### Rows

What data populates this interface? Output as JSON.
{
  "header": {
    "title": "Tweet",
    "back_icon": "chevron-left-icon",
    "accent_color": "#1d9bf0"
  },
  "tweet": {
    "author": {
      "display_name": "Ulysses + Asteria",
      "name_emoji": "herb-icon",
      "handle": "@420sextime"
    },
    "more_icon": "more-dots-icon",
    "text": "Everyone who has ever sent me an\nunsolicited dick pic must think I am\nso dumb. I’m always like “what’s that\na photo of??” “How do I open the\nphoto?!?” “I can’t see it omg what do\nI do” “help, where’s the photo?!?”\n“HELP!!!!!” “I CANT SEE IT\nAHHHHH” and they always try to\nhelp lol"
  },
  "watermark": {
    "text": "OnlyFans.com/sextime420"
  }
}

### Short problem
Produce a verbatim transcription of the entries above.

### Answer
What data populates this interface? Output as JSON.
{
  "header": {
    "title": "Tweet",
    "back_icon": "chevron-left-icon",
    "accent_color": "#1d9bf0"
  },
  "tweet": {
    "author": {
      "display_name": "Ulysses + Asteria",
      "name_emoji": "herb-icon",
      "handle": "@420sextime"
    },
    "more_icon": "more-dots-icon",
    "text": "Everyone who has ever sent me an\nunsolicited dick pic must think I am\nso dumb. I’m always like “what’s that\na photo of??” “How do I open the\nphoto?!?” “I can’t see it omg what do\nI do” “help, where’s the photo?!?”\n“HELP!!!!!” “I CANT SEE IT\nAHHHHH” and they always try to\nhelp lol"
  },
  "watermark": {
    "text": "OnlyFans.com/sextime420"
  }
}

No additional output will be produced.